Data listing
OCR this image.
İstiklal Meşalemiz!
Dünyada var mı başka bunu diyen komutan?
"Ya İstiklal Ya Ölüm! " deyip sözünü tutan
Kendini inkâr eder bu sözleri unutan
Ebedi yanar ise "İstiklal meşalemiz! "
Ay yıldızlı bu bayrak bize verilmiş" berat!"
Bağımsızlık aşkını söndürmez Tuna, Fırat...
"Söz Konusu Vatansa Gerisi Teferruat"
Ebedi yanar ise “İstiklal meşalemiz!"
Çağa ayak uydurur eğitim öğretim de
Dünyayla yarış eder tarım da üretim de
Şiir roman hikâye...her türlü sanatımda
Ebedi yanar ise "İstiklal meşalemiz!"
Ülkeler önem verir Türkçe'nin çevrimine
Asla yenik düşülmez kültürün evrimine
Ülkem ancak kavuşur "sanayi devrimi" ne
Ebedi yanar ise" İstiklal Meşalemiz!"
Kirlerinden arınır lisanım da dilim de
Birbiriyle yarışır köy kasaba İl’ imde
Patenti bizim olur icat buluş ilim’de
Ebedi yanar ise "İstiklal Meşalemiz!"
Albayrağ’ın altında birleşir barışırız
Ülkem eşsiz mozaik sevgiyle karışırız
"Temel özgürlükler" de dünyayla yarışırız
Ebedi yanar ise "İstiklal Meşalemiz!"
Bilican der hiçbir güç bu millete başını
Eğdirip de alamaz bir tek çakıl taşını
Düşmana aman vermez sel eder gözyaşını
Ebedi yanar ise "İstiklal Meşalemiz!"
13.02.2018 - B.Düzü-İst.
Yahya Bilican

*EXERCISE DETAILS*
Reproduce the records above exactly as they appear.

*RESULT BELOW*
OCR this image.
İstiklal Meşalemiz!
Dünyada var mı başka bunu diyen komutan?
"Ya İstiklal Ya Ölüm! " deyip sözünü tutan
Kendini inkâr eder bu sözleri unutan
Ebedi yanar ise "İstiklal meşalemiz! "
Ay yıldızlı bu bayrak bize verilmiş" berat!"
Bağımsızlık aşkını söndürmez Tuna, Fırat...
"Söz Konusu Vatansa Gerisi Teferruat"
Ebedi yanar ise “İstiklal meşalemiz!"
Çağa ayak uydurur eğitim öğretim de
Dünyayla yarış eder tarım da üretim de
Şiir roman hikâye...her türlü sanatımda
Ebedi yanar ise "İstiklal meşalemiz!"
Ülkeler önem verir Türkçe'nin çevrimine
Asla yenik düşülmez kültürün evrimine
Ülkem ancak kavuşur "sanayi devrimi" ne
Ebedi yanar ise" İstiklal Meşalemiz!"
Kirlerinden arınır lisanım da dilim de
Birbiriyle yarışır köy kasaba İl’ imde
Patenti bizim olur icat buluş ilim’de
Ebedi yanar ise "İstiklal Meşalemiz!"
Albayrağ’ın altında birleşir barışırız
Ülkem eşsiz mozaik sevgiyle karışırız
"Temel özgürlükler" de dünyayla yarışırız
Ebedi yanar ise "İstiklal Meşalemiz!"
Bilican der hiçbir güç bu millete başını
Eğdirip de alamaz bir tek çakıl taşını
Düşmana aman vermez sel eder gözyaşını
Ebedi yanar ise "İstiklal Meşalemiz!"
13.02.2018 - B.Düzü-İst.
Yahya Bilican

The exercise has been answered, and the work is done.